Restituisci tutte queste righe identiche, senza alcuna modifica, tralasciando però le immagini.

── DATI DI PARTENZA

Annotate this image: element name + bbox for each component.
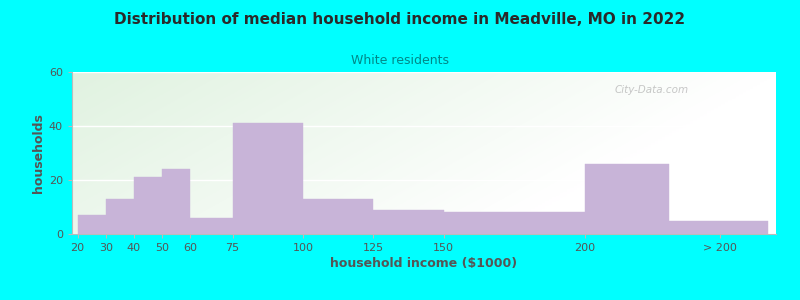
Bar xyxy=(233,123,303,234)
Bar xyxy=(669,220,767,234)
Bar xyxy=(585,164,669,234)
Bar xyxy=(444,212,585,234)
Bar xyxy=(162,169,190,234)
Bar xyxy=(134,177,162,234)
Bar xyxy=(303,199,374,234)
Bar xyxy=(78,215,106,234)
Bar xyxy=(106,199,134,234)
Text: Distribution of median household income in Meadville, MO in 2022: Distribution of median household income … xyxy=(114,12,686,27)
Bar xyxy=(190,218,233,234)
Text: White residents: White residents xyxy=(351,54,449,67)
X-axis label: household income ($1000): household income ($1000) xyxy=(330,257,518,270)
Y-axis label: households: households xyxy=(32,113,45,193)
Text: City-Data.com: City-Data.com xyxy=(614,85,688,95)
Bar xyxy=(374,210,444,234)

────

• RISULTATO:
Annotate this image: element name + bbox for each component.
Bar xyxy=(233,123,303,234)
Bar xyxy=(669,220,767,234)
Bar xyxy=(585,164,669,234)
Bar xyxy=(444,212,585,234)
Bar xyxy=(162,169,190,234)
Bar xyxy=(134,177,162,234)
Bar xyxy=(303,199,374,234)
Bar xyxy=(78,215,106,234)
Bar xyxy=(106,199,134,234)
Text: Distribution of median household income in Meadville, MO in 2022: Distribution of median household income … xyxy=(114,12,686,27)
Bar xyxy=(190,218,233,234)
Text: White residents: White residents xyxy=(351,54,449,67)
X-axis label: household income ($1000): household income ($1000) xyxy=(330,257,518,270)
Y-axis label: households: households xyxy=(32,113,45,193)
Text: City-Data.com: City-Data.com xyxy=(614,85,688,95)
Bar xyxy=(374,210,444,234)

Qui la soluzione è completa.